--- Exercise description ---
Copy each entry as it stands, leaving nothing out.

start Task material

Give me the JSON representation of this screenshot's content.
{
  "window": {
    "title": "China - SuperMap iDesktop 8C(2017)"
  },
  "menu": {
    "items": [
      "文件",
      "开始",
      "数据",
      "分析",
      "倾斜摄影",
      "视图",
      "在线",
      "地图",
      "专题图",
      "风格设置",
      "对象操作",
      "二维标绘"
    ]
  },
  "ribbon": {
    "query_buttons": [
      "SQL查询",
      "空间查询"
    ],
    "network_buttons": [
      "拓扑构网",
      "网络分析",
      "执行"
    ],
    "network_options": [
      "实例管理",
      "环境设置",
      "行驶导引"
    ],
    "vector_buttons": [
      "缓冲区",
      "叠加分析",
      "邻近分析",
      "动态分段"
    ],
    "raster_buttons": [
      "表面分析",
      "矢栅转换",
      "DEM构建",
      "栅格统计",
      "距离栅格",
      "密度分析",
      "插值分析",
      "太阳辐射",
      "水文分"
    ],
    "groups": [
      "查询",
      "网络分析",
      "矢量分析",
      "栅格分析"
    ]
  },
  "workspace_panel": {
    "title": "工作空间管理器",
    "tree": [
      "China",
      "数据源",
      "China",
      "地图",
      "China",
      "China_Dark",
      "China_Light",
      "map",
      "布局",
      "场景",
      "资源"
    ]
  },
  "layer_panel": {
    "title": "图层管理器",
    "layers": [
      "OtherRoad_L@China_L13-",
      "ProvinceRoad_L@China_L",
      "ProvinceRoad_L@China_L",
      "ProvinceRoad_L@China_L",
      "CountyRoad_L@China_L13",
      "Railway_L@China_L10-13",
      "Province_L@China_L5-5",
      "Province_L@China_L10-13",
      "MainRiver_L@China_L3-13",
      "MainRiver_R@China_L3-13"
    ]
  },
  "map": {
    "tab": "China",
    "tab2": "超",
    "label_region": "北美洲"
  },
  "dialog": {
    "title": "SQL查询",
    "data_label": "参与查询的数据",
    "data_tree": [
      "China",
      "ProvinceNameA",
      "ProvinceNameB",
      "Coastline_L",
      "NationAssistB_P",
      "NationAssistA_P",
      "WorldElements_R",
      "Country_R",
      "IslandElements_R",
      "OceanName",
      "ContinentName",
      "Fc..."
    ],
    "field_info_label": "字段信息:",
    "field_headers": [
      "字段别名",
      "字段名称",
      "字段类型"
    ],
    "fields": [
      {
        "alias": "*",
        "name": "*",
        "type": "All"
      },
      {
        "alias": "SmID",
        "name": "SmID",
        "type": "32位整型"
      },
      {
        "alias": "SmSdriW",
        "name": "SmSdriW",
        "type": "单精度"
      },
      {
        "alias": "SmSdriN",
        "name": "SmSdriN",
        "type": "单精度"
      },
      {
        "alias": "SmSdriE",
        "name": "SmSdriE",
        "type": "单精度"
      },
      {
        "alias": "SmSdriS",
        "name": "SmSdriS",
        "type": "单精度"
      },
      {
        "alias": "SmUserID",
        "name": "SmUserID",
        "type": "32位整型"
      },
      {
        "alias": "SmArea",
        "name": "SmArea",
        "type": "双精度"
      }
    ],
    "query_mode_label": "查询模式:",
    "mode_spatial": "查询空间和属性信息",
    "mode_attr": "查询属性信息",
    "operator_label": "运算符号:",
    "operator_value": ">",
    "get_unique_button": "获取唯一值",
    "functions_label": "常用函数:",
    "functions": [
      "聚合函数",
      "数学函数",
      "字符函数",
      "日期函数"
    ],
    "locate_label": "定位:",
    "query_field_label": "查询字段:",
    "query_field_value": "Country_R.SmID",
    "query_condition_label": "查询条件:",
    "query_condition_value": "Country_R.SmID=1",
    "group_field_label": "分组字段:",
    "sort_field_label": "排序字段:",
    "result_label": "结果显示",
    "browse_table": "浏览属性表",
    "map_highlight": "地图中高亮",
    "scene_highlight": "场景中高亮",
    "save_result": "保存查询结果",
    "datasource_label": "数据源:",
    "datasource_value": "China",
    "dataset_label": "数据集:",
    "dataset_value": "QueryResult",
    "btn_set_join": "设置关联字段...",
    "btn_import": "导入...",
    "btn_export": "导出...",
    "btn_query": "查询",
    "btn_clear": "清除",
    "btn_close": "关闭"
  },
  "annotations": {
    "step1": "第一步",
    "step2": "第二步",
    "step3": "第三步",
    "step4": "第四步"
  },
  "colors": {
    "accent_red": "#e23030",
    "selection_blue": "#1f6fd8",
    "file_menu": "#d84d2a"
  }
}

end Task material

--- Answer in full ---
Give me the JSON representation of this screenshot's content.
{
  "window": {
    "title": "China - SuperMap iDesktop 8C(2017)"
  },
  "menu": {
    "items": [
      "文件",
      "开始",
      "数据",
      "分析",
      "倾斜摄影",
      "视图",
      "在线",
      "地图",
      "专题图",
      "风格设置",
      "对象操作",
      "二维标绘"
    ]
  },
  "ribbon": {
    "query_buttons": [
      "SQL查询",
      "空间查询"
    ],
    "network_buttons": [
      "拓扑构网",
      "网络分析",
      "执行"
    ],
    "network_options": [
      "实例管理",
      "环境设置",
      "行驶导引"
    ],
    "vector_buttons": [
      "缓冲区",
      "叠加分析",
      "邻近分析",
      "动态分段"
    ],
    "raster_buttons": [
      "表面分析",
      "矢栅转换",
      "DEM构建",
      "栅格统计",
      "距离栅格",
      "密度分析",
      "插值分析",
      "太阳辐射",
      "水文分"
    ],
    "groups": [
      "查询",
      "网络分析",
      "矢量分析",
      "栅格分析"
    ]
  },
  "workspace_panel": {
    "title": "工作空间管理器",
    "tree": [
      "China",
      "数据源",
      "China",
      "地图",
      "China",
      "China_Dark",
      "China_Light",
      "map",
      "布局",
      "场景",
      "资源"
    ]
  },
  "layer_panel": {
    "title": "图层管理器",
    "layers": [
      "OtherRoad_L@China_L13-",
      "ProvinceRoad_L@China_L",
      "ProvinceRoad_L@China_L",
      "ProvinceRoad_L@China_L",
      "CountyRoad_L@China_L13",
      "Railway_L@China_L10-13",
      "Province_L@China_L5-5",
      "Province_L@China_L10-13",
      "MainRiver_L@China_L3-13",
      "MainRiver_R@China_L3-13"
    ]
  },
  "map": {
    "tab": "China",
    "tab2": "超",
    "label_region": "北美洲"
  },
  "dialog": {
    "title": "SQL查询",
    "data_label": "参与查询的数据",
    "data_tree": [
      "China",
      "ProvinceNameA",
      "ProvinceNameB",
      "Coastline_L",
      "NationAssistB_P",
      "NationAssistA_P",
      "WorldElements_R",
      "Country_R",
      "IslandElements_R",
      "OceanName",
      "ContinentName",
      "Fc..."
    ],
    "field_info_label": "字段信息:",
    "field_headers": [
      "字段别名",
      "字段名称",
      "字段类型"
    ],
    "fields": [
      {
        "alias": "*",
        "name": "*",
        "type": "All"
      },
      {
        "alias": "SmID",
        "name": "SmID",
        "type": "32位整型"
      },
      {
        "alias": "SmSdriW",
        "name": "SmSdriW",
        "type": "单精度"
      },
      {
        "alias": "SmSdriN",
        "name": "SmSdriN",
        "type": "单精度"
      },
      {
        "alias": "SmSdriE",
        "name": "SmSdriE",
        "type": "单精度"
      },
      {
        "alias": "SmSdriS",
        "name": "SmSdriS",
        "type": "单精度"
      },
      {
        "alias": "SmUserID",
        "name": "SmUserID",
        "type": "32位整型"
      },
      {
        "alias": "SmArea",
        "name": "SmArea",
        "type": "双精度"
      }
    ],
    "query_mode_label": "查询模式:",
    "mode_spatial": "查询空间和属性信息",
    "mode_attr": "查询属性信息",
    "operator_label": "运算符号:",
    "operator_value": ">",
    "get_unique_button": "获取唯一值",
    "functions_label": "常用函数:",
    "functions": [
      "聚合函数",
      "数学函数",
      "字符函数",
      "日期函数"
    ],
    "locate_label": "定位:",
    "query_field_label": "查询字段:",
    "query_field_value": "Country_R.SmID",
    "query_condition_label": "查询条件:",
    "query_condition_value": "Country_R.SmID=1",
    "group_field_label": "分组字段:",
    "sort_field_label": "排序字段:",
    "result_label": "结果显示",
    "browse_table": "浏览属性表",
    "map_highlight": "地图中高亮",
    "scene_highlight": "场景中高亮",
    "save_result": "保存查询结果",
    "datasource_label": "数据源:",
    "datasource_value": "China",
    "dataset_label": "数据集:",
    "dataset_value": "QueryResult",
    "btn_set_join": "设置关联字段...",
    "btn_import": "导入...",
    "btn_export": "导出...",
    "btn_query": "查询",
    "btn_clear": "清除",
    "btn_close": "关闭"
  },
  "annotations": {
    "step1": "第一步",
    "step2": "第二步",
    "step3": "第三步",
    "step4": "第四步"
  },
  "colors": {
    "accent_red": "#e23030",
    "selection_blue": "#1f6fd8",
    "file_menu": "#d84d2a"
  }
}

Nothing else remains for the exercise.